練習課題 1 -> 将来設計サービスを扱った文章のうち、「そんなときに知ったのが」で始まる段落を、主な事実を残して短い箇条書きに書き直してください。
練習課題 2 -> 将来設計サービスを扱った文章の最後の文に続けて、その先を書いてください。

筆者は34歳。6つ年下の28歳の女性と結婚したばかりだ。年収は500万円前後で、雑誌の編集者をしている。仕事柄、締切間際になると、土日も出勤しなければいけないので、正直きつい。もっと条件のいい会社に転職したいと思い、ひそかに転職活動している。将来については、子供は2人ほしいし、マイホームもほしい。だが、今の給料でどうやってお金をやりくりしたらこれらを実現できるのか、正直言ってわからない。

そんなときに知ったのが、わずか10分で人生のシミュレーションができるWebサービス「将来設計カルテ」。これを利用すると、80歳まで必要な金額は「2億1329万円」なのに対し、4853万円も足りないことが判明した…。そこで、『将来設計カルテ』を提供するホロスプランニングの「将来設計士」さんに、不足額を補うためにはどうすればいいのか聞いたところ、「本人の収入を上げる」「妻が働く」「支出を見直す」「親の資産を当てにする」などの具体策を教えてくれた。

今回は、『将来設計カルテ』を利用してみた経緯と、設計士さんからいただいたアドバイスの数々を紹介し、将来に不安を持つ皆さんの参考にしていただきたいと思う。


将来産まれる子どもまで考慮、自ら希望する家族構成で診断が可能

『将来設計カルテ』の使い方は簡単。「家族構成」「家計の収支」「住宅・教育」「ライフイベント」という4つの視点で、専用フォ―ムに従って入力するだけでOKだ。

[データソースから取得した記録]

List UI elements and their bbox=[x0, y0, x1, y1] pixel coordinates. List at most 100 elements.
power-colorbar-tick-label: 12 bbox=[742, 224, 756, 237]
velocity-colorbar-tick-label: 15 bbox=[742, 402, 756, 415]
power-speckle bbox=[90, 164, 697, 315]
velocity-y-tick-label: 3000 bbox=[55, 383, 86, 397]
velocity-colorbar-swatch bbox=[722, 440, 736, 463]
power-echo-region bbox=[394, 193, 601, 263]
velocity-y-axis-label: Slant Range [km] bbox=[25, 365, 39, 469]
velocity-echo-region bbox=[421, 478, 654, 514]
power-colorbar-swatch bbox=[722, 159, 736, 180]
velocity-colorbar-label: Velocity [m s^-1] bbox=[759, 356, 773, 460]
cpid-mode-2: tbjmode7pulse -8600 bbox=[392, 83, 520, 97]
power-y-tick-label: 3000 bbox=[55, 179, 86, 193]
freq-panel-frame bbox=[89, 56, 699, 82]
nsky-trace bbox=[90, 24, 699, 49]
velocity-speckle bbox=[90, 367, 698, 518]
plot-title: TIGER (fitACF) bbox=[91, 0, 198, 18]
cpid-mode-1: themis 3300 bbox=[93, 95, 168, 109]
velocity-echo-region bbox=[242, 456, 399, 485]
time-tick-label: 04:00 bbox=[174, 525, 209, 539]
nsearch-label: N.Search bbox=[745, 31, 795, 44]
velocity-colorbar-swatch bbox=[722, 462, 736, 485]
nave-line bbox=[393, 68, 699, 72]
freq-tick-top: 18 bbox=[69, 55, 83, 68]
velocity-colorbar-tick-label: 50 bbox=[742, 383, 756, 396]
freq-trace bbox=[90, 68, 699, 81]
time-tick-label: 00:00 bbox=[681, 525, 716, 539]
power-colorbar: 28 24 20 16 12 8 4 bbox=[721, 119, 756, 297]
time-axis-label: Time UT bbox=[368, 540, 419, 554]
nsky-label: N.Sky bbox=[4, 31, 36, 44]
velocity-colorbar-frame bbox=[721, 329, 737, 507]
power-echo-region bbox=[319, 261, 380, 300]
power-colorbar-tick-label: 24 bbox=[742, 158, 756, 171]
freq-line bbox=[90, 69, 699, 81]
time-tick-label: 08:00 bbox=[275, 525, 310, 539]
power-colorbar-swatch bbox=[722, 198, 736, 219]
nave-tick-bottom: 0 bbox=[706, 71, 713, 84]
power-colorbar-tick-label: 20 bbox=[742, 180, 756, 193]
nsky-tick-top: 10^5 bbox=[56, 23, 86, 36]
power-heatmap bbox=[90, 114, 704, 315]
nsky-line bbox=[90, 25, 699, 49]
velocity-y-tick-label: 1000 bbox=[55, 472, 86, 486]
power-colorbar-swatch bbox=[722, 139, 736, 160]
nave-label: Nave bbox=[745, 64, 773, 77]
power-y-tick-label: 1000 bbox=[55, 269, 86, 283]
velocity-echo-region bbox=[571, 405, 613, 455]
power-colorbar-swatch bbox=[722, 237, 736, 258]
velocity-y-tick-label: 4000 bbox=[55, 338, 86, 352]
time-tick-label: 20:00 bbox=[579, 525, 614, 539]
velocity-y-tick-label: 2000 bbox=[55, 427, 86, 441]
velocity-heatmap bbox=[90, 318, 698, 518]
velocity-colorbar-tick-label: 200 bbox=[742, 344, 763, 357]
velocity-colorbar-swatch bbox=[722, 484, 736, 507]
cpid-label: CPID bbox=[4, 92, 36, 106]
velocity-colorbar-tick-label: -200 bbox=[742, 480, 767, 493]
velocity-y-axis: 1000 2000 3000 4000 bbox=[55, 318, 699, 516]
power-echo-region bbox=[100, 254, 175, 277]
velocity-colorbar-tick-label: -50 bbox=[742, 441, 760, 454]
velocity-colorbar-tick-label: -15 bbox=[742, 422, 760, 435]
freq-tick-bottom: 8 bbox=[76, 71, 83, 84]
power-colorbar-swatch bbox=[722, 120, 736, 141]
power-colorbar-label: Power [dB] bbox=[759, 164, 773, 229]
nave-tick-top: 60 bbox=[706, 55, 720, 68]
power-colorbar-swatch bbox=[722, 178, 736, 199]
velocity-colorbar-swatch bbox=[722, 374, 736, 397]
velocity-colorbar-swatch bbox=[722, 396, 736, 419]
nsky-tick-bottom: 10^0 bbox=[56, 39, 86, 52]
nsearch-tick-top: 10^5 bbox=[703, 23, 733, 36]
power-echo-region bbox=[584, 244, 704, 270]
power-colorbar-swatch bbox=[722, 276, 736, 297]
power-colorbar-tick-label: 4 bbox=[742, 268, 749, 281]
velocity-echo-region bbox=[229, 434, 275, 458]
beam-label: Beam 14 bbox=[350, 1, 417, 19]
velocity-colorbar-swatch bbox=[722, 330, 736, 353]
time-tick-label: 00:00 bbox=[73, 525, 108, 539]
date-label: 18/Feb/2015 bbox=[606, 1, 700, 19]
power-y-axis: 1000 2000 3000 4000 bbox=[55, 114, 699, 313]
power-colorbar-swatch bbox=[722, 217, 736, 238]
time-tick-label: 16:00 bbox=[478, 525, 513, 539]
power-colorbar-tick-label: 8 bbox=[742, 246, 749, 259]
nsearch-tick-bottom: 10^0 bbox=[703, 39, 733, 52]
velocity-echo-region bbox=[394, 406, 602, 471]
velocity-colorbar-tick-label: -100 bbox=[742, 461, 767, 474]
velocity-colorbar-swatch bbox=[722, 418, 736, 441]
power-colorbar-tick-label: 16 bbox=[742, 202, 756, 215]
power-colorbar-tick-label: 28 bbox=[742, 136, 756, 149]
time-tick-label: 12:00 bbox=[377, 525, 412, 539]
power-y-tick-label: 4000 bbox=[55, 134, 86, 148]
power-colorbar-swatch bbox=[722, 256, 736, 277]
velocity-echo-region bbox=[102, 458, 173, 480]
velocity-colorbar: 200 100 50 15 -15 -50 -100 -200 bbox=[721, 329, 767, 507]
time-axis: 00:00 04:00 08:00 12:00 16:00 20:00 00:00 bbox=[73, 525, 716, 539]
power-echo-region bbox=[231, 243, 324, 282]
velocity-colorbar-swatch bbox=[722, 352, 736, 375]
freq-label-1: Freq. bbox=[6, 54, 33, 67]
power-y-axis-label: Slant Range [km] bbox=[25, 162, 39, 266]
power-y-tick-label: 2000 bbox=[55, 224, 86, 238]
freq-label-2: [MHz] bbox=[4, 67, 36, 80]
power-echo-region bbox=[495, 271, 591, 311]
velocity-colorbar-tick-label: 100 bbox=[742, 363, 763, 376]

解答例 1 ->
- 筆者は、わずか10分で人生のシミュレーションができるWebサービス『将来設計カルテ』を知った。
- 利用した結果、80歳まで必要な金額は2億1329万円で、4853万円が足りないと判明した。
- 提供元ホロスプランニングの将来設計士に不足額の補い方を聞き、「本人の収入を上げる」「妻が働く」「支出を見直す」「親の資産を当てにする」などの具体策を教わった。

解答例 2 ->
まず、家族構成。自分の年齢と妻の年齢を入力する。妻は妊娠中なので、1年後には第一子が生まれる予定。また、5年後には二人目がほしいと思っている。ここでは、希望の家族構成を入力できるので、とりあえず、2人目の子供の分も入れておく。

次は「家計の収支」。「家計の収支」では、「世帯の収入」と「世帯の支出」、「預貯金・ローン」と「その他の質問」について入力していく。まず、「世帯の収入」では、毎月の手取り収入と手取りのボーナスの額を入力する。私の場合、毎月の手取り月収は30万円、ボーナスは年間約60万円だ。収入がわからない場合は、「参考 収入の目安」をクリックすると、「年齢・男女別の平均賃金」と「学歴と年齢別に平均賃金」が出ているので、大体の目安がわかるようになっていて、大変親切だ。

その次に「世帯の支出」を入力。家賃や住宅ローンを除く毎月の生活費などを入力しなければいけないが、お恥ずかしながら、生活費にいくらかかっているのか把握していなかった。妻に聞いて27万円と入力した。基本的に、家のことは妻に任せっきりだ。仕事をしつつ、空いた時間で転職先も探しているので結構忙しいから、というのは理由にはならないだろう。支出を把握していない人は、ここでも「参考 支出の目安」を参考にすることができる。

「預貯金・ローン」では、現時点の預貯金と住宅ローン以外のローンについて入力する。日々の家計については把握していないが、今いくらの預貯金があるかは把握している。約300万円だ。結婚してまもないので、この預貯金は二人が持ち寄った金額。内訳は妻が200万円、私が100万円。6つも年下の妻の方が貯金額が多かったのはこれまたお恥ずかしい話。社会人となって12年たつが、この間に海外に留学したりしていたこともあり、わずかな金額しか貯金していなかった…。よく妻が結婚してくれたと思う。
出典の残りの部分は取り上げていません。